What is being asked = Search the data below for the word "Nicholson" and copy each line that holds it.

┌──

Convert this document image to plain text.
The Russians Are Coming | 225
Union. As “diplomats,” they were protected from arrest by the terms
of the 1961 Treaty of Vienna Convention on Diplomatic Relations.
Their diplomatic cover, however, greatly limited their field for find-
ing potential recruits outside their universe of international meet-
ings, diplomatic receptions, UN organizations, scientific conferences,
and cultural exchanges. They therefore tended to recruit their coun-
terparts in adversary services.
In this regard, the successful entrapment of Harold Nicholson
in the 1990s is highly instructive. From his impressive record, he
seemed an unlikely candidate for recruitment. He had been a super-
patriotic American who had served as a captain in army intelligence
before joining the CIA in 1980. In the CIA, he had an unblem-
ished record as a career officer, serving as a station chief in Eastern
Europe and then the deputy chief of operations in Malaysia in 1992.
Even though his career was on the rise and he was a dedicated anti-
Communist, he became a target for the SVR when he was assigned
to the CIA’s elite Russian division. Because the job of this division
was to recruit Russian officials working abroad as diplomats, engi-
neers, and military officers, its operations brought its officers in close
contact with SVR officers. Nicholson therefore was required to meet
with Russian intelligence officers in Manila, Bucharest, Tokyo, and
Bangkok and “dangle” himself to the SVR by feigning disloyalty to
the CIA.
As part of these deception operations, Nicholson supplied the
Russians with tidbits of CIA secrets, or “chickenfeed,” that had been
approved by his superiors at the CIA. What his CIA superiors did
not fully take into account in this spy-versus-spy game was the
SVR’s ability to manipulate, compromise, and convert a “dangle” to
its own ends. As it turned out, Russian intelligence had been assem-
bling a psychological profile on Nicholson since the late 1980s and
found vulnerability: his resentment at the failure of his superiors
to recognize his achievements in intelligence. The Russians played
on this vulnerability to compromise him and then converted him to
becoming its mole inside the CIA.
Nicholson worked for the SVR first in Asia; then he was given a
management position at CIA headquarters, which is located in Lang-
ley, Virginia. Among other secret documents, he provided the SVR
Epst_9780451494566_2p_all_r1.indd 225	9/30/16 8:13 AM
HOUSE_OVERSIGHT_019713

└──

Worked solution =
In this regard, the successful entrapment of Harold Nicholson
contact with SVR officers. Nicholson therefore was required to meet
As part of these deception operations, Nicholson supplied the
bling a psychological profile on Nicholson since the late 1980s and
Nicholson worked for the SVR first in Asia; then he was given a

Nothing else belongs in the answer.